Dataset excerpts:
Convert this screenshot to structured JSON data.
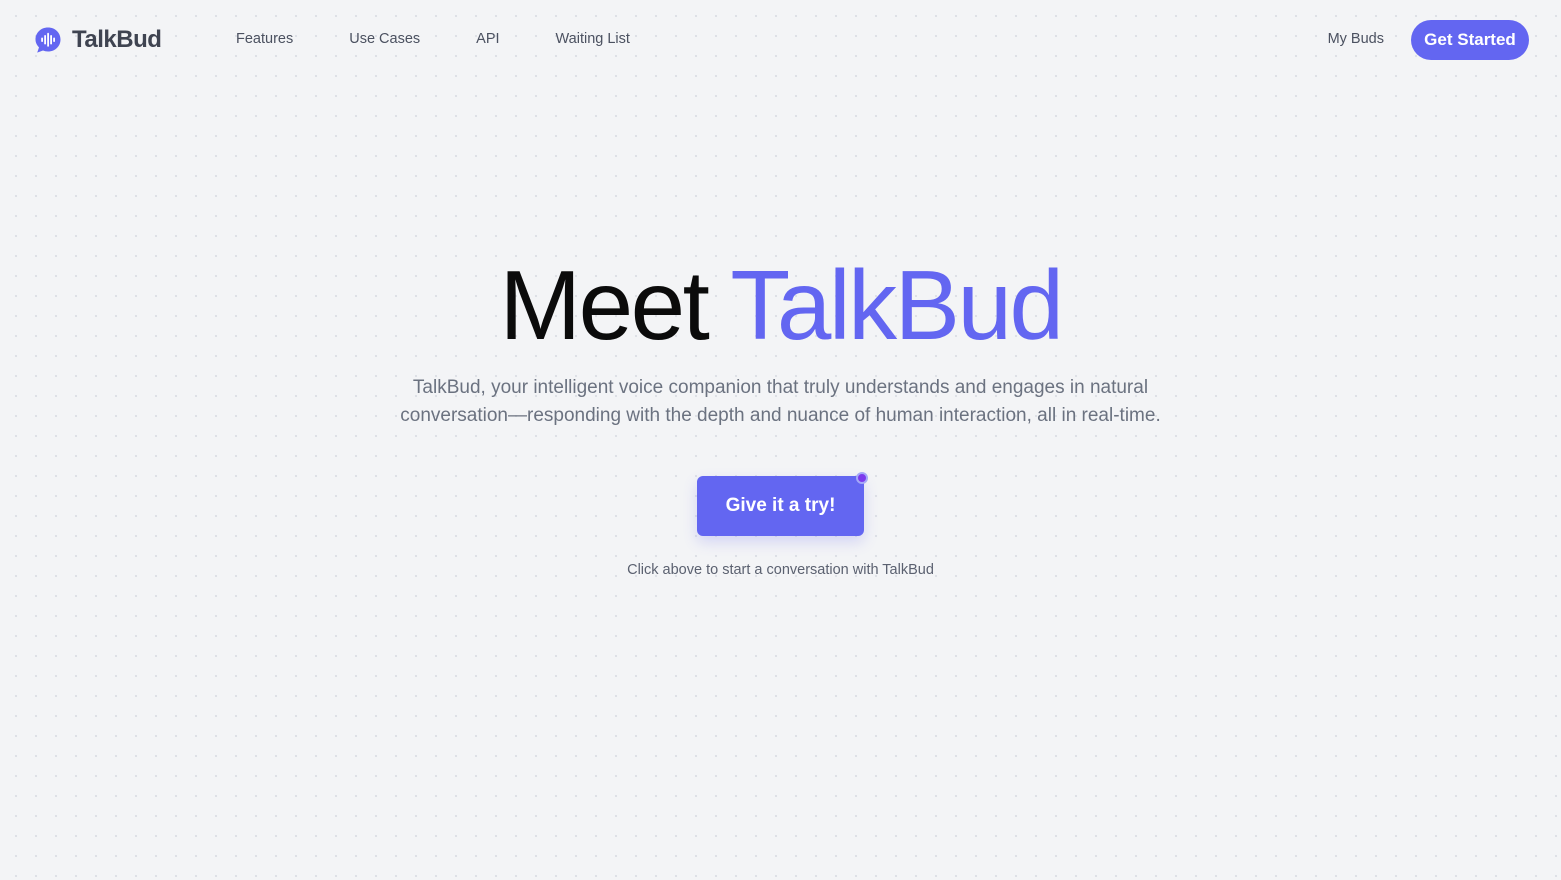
{
  "brand": {
    "name": "TalkBud",
    "icon": "voice-bubble-icon",
    "accent_color": "#6366f1"
  },
  "nav": {
    "links": [
      {
        "label": "Features"
      },
      {
        "label": "Use Cases"
      },
      {
        "label": "API"
      },
      {
        "label": "Waiting List"
      }
    ],
    "my_buds": "My Buds",
    "cta": "Get Started"
  },
  "hero": {
    "title_prefix": "Meet",
    "title_brand": "TalkBud",
    "description": "TalkBud, your intelligent voice companion that truly understands and engages in natural conversation—responding with the depth and nuance of human interaction, all in real-time.",
    "try_button": "Give it a try!",
    "hint": "Click above to start a conversation with TalkBud"
  },
  "colors": {
    "background": "#f3f4f6",
    "text_dark": "#0b0b0b",
    "text_muted": "#6b7280",
    "indicator": "#7c3aed"
  }
}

_EXERCISE OBJECTIVE:_ All preceding records should be duplicated verbatim, images excepted.

_RESPONSE TO THIS EXERCISE:_
Convert this screenshot to structured JSON data.
{
  "brand": {
    "name": "TalkBud",
    "icon": "voice-bubble-icon",
    "accent_color": "#6366f1"
  },
  "nav": {
    "links": [
      {
        "label": "Features"
      },
      {
        "label": "Use Cases"
      },
      {
        "label": "API"
      },
      {
        "label": "Waiting List"
      }
    ],
    "my_buds": "My Buds",
    "cta": "Get Started"
  },
  "hero": {
    "title_prefix": "Meet",
    "title_brand": "TalkBud",
    "description": "TalkBud, your intelligent voice companion that truly understands and engages in natural conversation—responding with the depth and nuance of human interaction, all in real-time.",
    "try_button": "Give it a try!",
    "hint": "Click above to start a conversation with TalkBud"
  },
  "colors": {
    "background": "#f3f4f6",
    "text_dark": "#0b0b0b",
    "text_muted": "#6b7280",
    "indicator": "#7c3aed"
  }
}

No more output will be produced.